TASK PROMPT
Please continue the agreement text below, picking up after its final heading, "Conditions to Obligations of the Buyer".

SOURCE DOCUMENT

+ + +

Notification. Each party to this Agreement shall promptly notify the other parties in writing of the occurrence, or threatened occurrence, of any event that would constitute a breach or violation of this Agreement by any party or that would cause any representation or warranty made by the notifying party in this Agreement to be false or misleading in any respect. The Company will promptly notify the Buyer of any event that could have a material adverse effect on the business, assets, financial condition or prospects of the Company. The Company shall have the right to update the Schedules to this Agreement immediately prior to Closing; provided, if such update discloses any breach of a representation, warranty, covenant or obligation of the Company, the Buyer shall have the rights to then exercise its available rights and remedies hereunder.

8.

CONDITIONS TO OBLIGATIONS OF ALL PARTIES.

 

The obligation of the Buyer and the Company to consummate the transactions contemplated by this Agreement are subject to the satisfaction, on or before each Closing, of each of the following conditions; any or all of which may be waived in whole or in part by the joint agreement of the Buyer and the Company:

 

1.

Absence of Actions. No action or proceeding shall have been brought or threatened before any court or administrative agency to prevent the consummation or to seek damages in a material amount by reason of the transactions contemplated hereby, and no governmental authority shall have asserted that the within transactions (or any other pending transaction involving the Buyer or the Company when considered in light of the effect of the within transactions) shall constitute a violation of law or give rise to material liability on the part of the Company or the Buyer.

 

2.

Consents. The parties shall have received from any suppliers, lessors, lenders, lien holders or governmental authorities, bodies or agencies having jurisdiction over the transactions contemplated by this Agreement, or any part hereof, such consents, authorizations and approvals as are necessary for the consummation hereof.

9.

CONDITIONS TO OBLIGATIONS OF THE BUYER.

+ + +

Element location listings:
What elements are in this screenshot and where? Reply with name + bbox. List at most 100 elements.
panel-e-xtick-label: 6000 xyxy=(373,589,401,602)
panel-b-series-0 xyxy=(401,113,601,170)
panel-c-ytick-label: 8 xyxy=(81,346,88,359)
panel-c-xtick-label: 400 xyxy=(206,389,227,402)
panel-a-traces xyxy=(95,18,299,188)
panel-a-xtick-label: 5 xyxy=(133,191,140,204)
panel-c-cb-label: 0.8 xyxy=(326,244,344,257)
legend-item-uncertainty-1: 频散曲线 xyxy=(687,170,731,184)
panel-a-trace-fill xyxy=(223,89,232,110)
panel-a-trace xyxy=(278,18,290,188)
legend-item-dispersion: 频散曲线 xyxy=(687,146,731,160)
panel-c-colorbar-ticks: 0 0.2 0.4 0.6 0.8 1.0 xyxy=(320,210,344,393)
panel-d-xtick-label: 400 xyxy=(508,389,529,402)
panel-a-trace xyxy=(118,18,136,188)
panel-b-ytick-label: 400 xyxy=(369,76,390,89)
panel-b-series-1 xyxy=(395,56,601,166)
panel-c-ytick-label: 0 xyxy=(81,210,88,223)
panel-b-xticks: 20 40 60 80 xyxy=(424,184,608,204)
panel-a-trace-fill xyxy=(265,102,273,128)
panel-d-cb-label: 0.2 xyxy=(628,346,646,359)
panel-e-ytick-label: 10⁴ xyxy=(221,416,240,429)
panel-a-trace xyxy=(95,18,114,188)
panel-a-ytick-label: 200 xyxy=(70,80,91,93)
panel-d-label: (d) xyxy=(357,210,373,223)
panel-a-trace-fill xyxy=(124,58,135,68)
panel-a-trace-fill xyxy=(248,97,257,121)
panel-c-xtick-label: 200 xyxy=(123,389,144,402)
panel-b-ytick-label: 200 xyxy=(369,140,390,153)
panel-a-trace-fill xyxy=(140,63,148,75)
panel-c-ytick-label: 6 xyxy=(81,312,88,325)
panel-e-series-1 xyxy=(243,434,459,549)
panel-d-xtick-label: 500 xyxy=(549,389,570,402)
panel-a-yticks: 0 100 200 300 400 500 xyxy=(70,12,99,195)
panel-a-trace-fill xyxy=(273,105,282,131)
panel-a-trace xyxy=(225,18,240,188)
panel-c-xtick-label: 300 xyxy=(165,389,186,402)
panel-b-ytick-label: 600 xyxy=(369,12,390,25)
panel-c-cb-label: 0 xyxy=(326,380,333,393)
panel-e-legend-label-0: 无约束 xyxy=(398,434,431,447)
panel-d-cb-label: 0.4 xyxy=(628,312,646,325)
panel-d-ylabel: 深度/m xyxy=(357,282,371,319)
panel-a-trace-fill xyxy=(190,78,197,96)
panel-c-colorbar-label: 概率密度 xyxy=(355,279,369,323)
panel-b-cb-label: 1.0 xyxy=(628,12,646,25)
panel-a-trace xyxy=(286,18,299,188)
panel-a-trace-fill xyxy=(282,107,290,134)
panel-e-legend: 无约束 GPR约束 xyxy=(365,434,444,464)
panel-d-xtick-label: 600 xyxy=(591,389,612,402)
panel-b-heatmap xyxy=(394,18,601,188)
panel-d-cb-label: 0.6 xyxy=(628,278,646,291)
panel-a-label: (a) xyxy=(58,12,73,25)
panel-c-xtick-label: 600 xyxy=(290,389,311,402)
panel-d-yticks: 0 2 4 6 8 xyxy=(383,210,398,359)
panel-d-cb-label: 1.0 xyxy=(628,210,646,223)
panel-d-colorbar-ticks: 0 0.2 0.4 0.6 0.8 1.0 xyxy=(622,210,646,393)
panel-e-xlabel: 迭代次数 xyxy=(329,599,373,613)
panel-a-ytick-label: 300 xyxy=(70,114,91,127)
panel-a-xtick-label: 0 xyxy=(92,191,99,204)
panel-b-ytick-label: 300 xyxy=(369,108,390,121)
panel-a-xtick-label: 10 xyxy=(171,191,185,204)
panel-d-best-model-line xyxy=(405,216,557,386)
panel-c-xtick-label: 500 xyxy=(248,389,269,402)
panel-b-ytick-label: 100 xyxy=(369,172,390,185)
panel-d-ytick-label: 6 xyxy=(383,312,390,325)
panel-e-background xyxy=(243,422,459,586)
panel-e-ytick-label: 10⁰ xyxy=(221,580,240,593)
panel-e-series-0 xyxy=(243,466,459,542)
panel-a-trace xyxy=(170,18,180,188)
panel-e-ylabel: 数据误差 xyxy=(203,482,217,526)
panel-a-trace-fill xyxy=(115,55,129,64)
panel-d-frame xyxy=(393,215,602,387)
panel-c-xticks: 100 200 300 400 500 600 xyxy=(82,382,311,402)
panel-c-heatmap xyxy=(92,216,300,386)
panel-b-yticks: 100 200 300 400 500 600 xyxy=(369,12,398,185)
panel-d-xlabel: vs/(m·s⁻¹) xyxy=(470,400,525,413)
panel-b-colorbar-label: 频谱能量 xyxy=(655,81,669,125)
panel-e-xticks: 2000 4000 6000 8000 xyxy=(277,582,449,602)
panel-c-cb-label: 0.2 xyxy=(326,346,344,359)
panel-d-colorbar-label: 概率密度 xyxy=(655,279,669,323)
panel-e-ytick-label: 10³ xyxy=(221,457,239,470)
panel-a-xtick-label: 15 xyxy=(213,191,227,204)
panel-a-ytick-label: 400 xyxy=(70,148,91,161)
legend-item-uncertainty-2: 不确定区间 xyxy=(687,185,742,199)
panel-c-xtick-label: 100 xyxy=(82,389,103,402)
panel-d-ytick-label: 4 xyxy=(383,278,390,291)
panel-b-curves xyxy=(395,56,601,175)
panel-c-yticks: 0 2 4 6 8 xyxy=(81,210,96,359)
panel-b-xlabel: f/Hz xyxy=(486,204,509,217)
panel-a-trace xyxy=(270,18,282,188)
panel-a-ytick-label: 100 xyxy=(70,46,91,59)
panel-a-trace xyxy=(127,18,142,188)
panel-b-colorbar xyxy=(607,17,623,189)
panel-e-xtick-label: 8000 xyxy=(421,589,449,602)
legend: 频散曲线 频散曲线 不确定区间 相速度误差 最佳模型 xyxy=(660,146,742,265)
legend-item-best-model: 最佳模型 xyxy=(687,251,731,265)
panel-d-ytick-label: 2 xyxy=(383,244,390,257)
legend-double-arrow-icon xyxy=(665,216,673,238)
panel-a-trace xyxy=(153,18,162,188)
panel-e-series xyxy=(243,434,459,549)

+ + +

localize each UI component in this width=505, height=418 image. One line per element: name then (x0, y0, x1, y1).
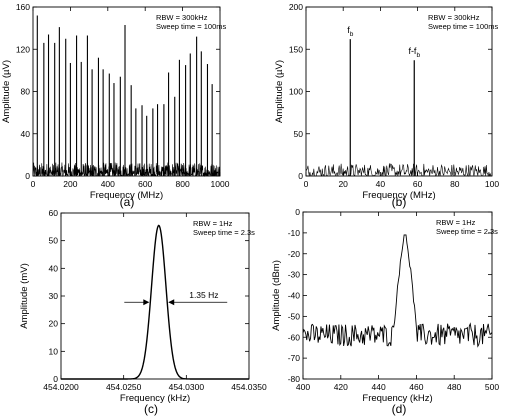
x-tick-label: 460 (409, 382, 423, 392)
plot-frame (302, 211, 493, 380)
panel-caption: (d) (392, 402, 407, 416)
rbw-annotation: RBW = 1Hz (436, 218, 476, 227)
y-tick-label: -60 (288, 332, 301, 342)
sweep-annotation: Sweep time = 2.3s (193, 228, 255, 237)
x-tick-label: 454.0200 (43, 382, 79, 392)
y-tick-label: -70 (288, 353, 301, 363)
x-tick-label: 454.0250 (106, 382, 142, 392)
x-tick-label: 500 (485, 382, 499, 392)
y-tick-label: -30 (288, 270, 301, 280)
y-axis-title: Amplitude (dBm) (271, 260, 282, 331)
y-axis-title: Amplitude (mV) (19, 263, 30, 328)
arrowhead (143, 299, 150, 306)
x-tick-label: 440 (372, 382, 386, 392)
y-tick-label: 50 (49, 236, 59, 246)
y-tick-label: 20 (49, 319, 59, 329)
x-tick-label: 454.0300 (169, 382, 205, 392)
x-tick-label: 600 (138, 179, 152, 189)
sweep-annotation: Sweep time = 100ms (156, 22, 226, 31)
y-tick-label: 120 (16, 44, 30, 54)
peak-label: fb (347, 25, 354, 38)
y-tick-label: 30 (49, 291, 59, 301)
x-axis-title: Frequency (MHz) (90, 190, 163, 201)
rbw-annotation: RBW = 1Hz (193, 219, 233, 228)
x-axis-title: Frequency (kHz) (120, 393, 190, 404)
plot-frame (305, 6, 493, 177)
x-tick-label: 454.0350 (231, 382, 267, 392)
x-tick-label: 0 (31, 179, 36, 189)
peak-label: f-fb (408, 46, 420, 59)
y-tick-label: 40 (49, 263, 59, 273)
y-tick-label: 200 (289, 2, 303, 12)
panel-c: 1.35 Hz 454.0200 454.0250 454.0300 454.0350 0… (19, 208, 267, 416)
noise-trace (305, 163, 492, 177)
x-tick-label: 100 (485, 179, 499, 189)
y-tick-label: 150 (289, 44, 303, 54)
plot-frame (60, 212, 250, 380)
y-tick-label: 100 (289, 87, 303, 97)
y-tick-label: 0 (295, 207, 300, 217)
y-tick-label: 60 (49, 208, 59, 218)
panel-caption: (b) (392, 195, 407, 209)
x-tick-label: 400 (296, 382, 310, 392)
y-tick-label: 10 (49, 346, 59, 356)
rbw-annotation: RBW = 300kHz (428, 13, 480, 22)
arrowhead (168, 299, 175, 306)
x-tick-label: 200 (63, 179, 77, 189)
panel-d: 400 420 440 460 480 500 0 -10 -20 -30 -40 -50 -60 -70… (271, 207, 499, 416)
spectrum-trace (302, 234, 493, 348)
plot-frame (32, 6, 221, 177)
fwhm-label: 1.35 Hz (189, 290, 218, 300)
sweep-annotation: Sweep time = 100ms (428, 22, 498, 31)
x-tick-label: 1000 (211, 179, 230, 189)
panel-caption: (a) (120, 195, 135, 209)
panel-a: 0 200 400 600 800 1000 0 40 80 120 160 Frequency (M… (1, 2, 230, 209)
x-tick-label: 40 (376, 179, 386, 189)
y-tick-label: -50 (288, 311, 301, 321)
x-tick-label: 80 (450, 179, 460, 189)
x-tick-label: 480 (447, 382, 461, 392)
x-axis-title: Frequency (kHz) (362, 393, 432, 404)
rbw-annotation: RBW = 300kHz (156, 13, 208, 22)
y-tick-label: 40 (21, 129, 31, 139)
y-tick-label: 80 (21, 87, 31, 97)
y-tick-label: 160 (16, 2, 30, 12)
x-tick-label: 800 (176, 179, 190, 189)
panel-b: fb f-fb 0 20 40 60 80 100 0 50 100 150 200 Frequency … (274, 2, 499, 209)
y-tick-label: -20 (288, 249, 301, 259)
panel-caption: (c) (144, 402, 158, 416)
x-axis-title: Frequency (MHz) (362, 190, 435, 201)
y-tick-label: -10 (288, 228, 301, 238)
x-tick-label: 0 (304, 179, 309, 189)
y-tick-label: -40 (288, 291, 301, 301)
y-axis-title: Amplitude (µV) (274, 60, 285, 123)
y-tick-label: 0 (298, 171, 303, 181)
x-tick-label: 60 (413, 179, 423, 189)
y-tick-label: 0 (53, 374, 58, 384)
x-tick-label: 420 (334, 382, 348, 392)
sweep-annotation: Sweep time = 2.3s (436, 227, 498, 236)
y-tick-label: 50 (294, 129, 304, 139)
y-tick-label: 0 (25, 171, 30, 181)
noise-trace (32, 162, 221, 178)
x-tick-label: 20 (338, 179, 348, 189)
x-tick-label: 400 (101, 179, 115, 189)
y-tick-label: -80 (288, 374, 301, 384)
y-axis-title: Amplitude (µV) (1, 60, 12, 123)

+ + +

EXERCISE RESPONSE
All obligations of the Buyer to consummate the transactions contemplated by this Agreement are subject to the fulfillment and satisfaction of each and every of the following

 

16

 



 

conditions on or prior to the Closing, any or all of which may be waived in whole or in part by the Buyer:

1.

Representations and Warranties. The representations and warranties contained in Section 5 of this Agreement and in any certificate, instrument, schedule, agreement or other writing delivered by or on behalf of the Company in connection with the transactions contemplated by this Agreement shall be true, correct and complete in all material respects (except for representations and warranties which are by their terms qualified by materiality, which shall be true, correct and complete in all respects) as of the date when made and shall be deemed to be made again at and as of the Closing Dates and shall be true, correct and complete at and as of such time in all material respects (except for representations and warranties which are by their terms qualified by materiality, which shall be true, correct and complete in all respects).

2.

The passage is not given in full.